WHAT YOU HAVE TO DO
Copy out each line below that has the word "Respondents" in it.

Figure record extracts
>> begin

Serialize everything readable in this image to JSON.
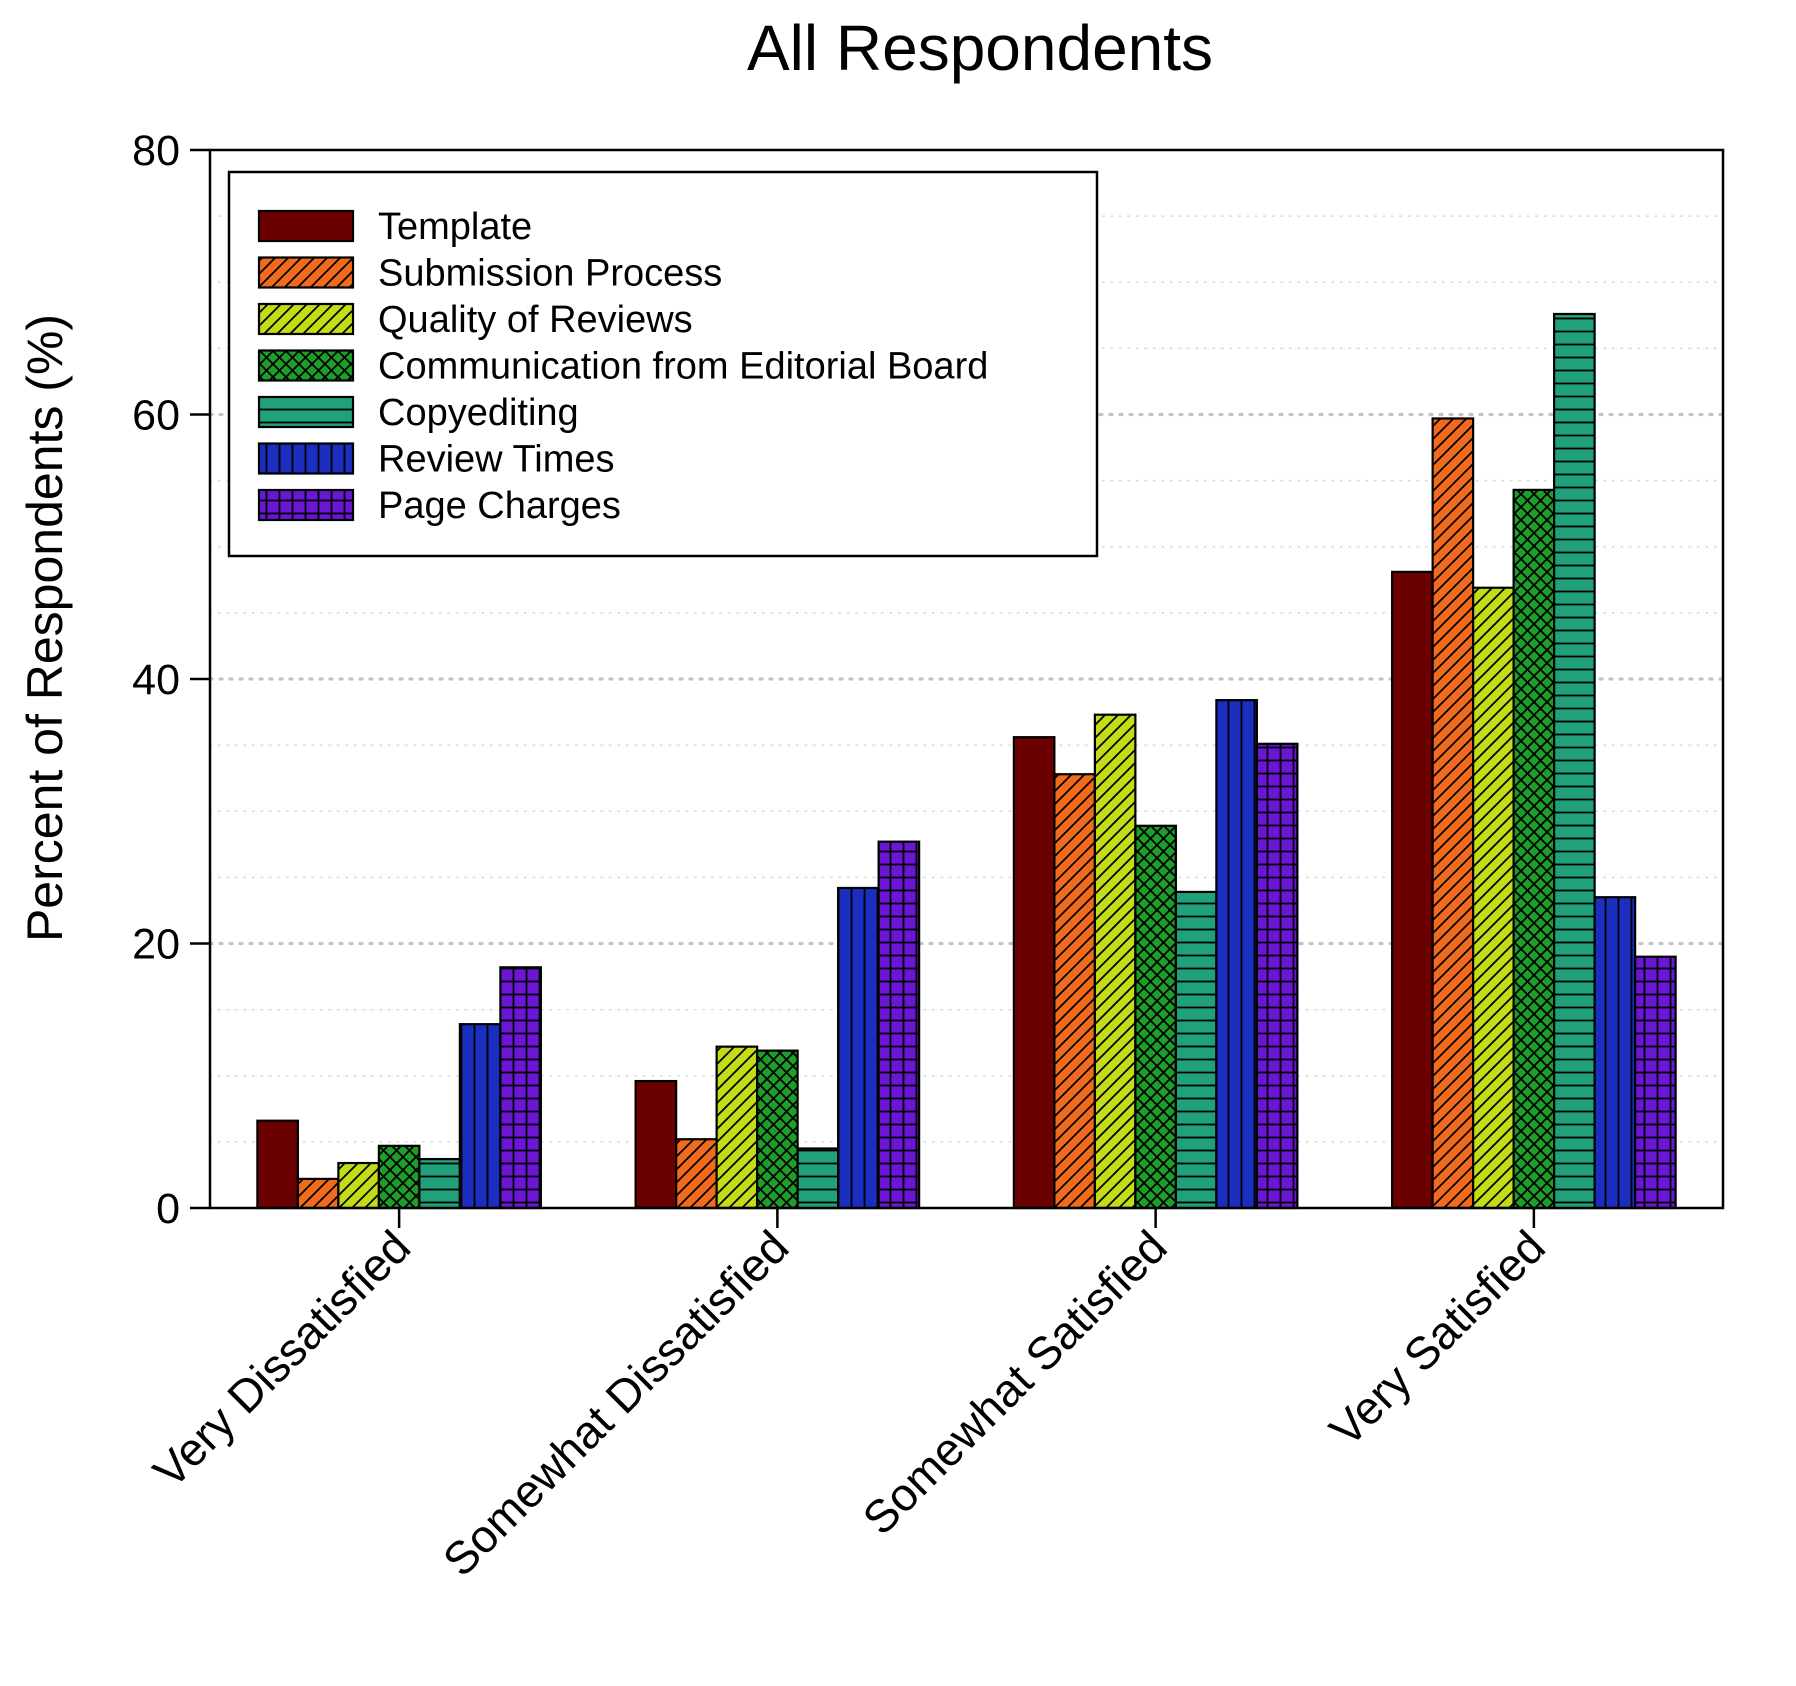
{
  "chart_data": {
    "type": "bar",
    "title": "All Respondents",
    "xlabel": "",
    "ylabel": "Percent of Respondents (%)",
    "ylim": [
      0,
      80
    ],
    "yticks": [
      0,
      20,
      40,
      60,
      80
    ],
    "grid": "horizontal dotted (major and minor)",
    "legend_position": "top-left",
    "categories": [
      "Very Dissatisfied",
      "Somewhat Dissatisfied",
      "Somewhat Satisfied",
      "Very Satisfied"
    ],
    "series": [
      {
        "name": "Template",
        "color": "#6b0000",
        "pattern": "solid",
        "values": [
          6.6,
          9.6,
          35.6,
          48.1
        ]
      },
      {
        "name": "Submission Process",
        "color": "#f26a1b",
        "pattern": "diagonal",
        "values": [
          2.2,
          5.2,
          32.8,
          59.7
        ]
      },
      {
        "name": "Quality of Reviews",
        "color": "#c3dc17",
        "pattern": "diagonal",
        "values": [
          3.4,
          12.2,
          37.3,
          46.9
        ]
      },
      {
        "name": "Communication from Editorial Board",
        "color": "#1f9d2a",
        "pattern": "crosshatch",
        "values": [
          4.7,
          11.9,
          28.9,
          54.3
        ]
      },
      {
        "name": "Copyediting",
        "color": "#21a07c",
        "pattern": "horizontal",
        "values": [
          3.7,
          4.5,
          23.9,
          67.6
        ]
      },
      {
        "name": "Review Times",
        "color": "#1a2ec0",
        "pattern": "vertical",
        "values": [
          13.9,
          24.2,
          38.4,
          23.5
        ]
      },
      {
        "name": "Page Charges",
        "color": "#6a16d4",
        "pattern": "grid",
        "values": [
          18.2,
          27.7,
          35.1,
          19.0
        ]
      }
    ]
  }
}
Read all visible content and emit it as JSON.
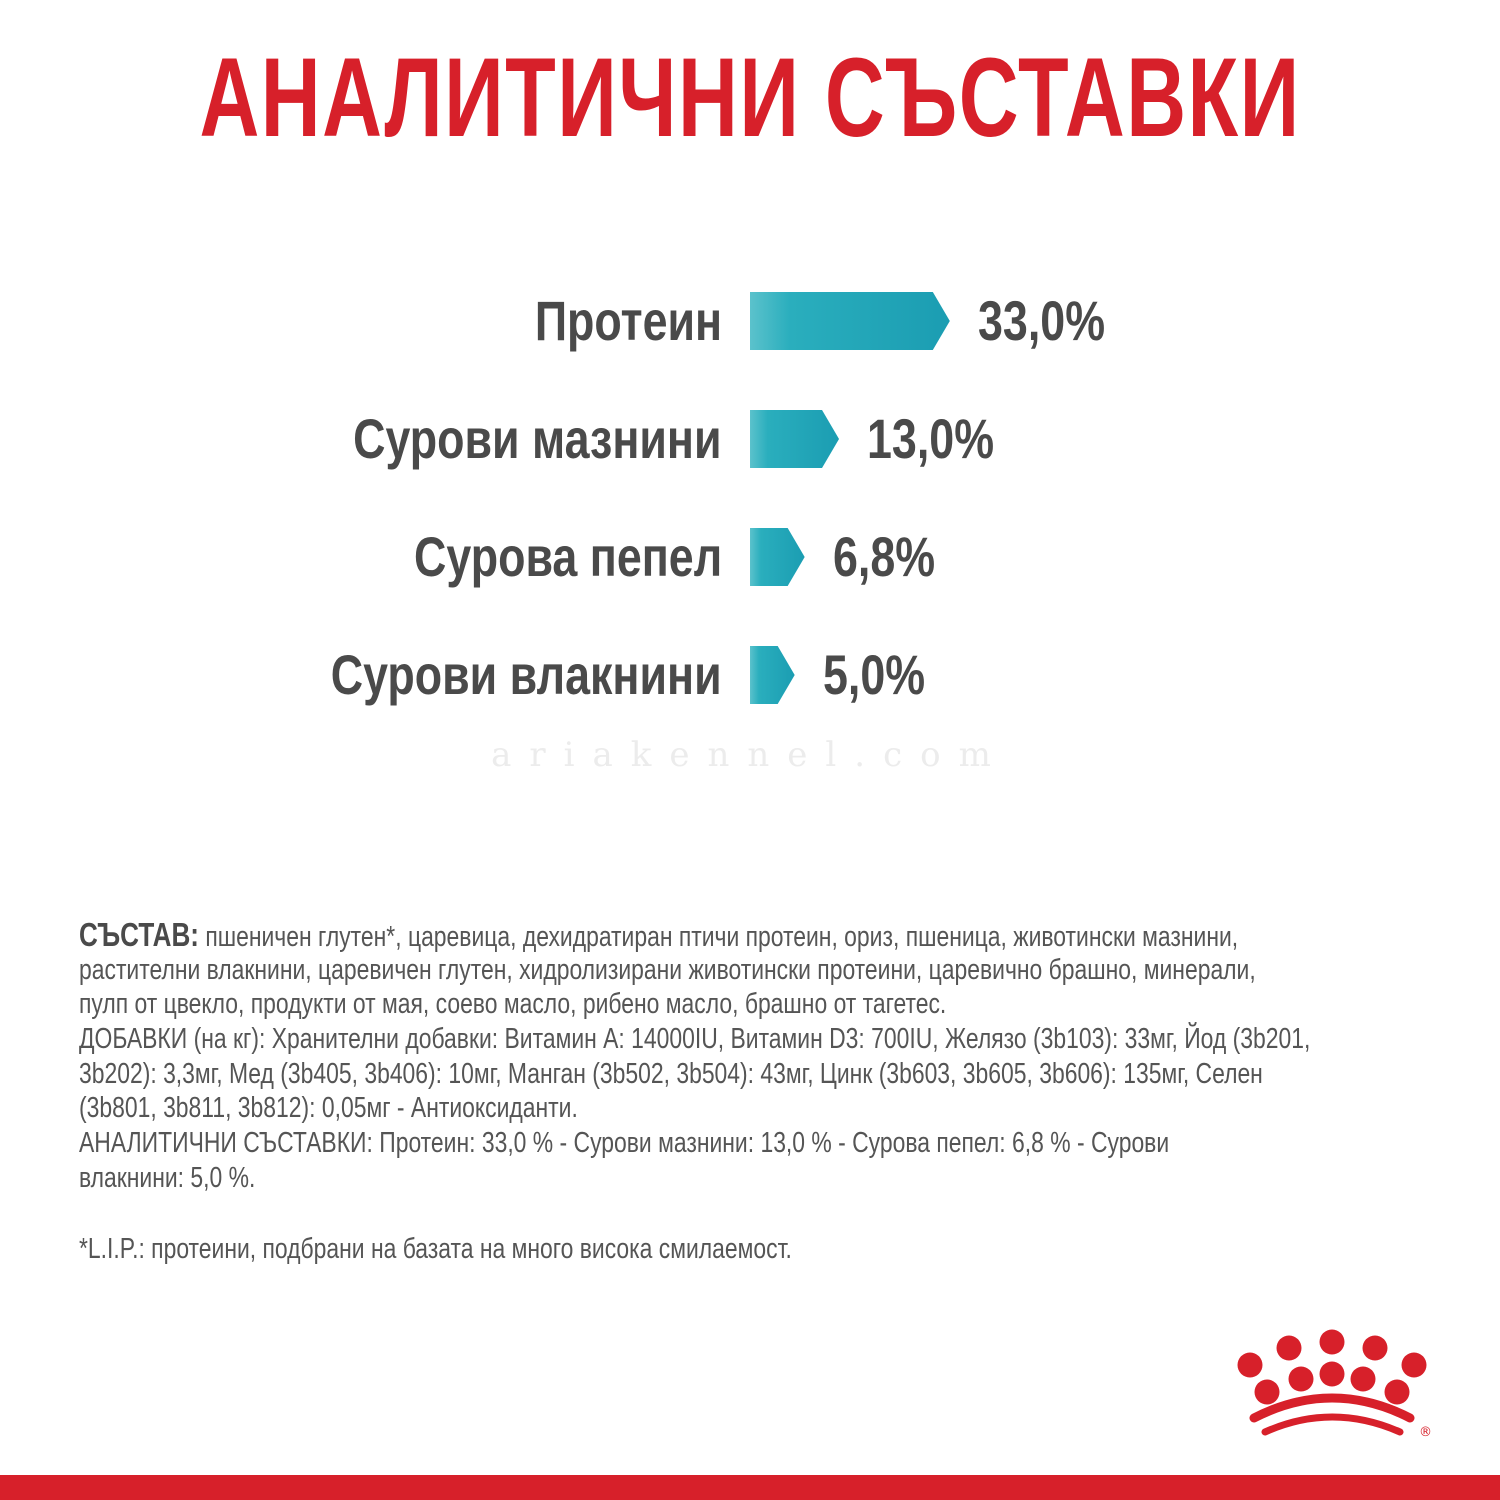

>> end

WRITTEN ANSWER
    "title": "All Respondents",
    "ylabel": "Percent of Respondents (%)",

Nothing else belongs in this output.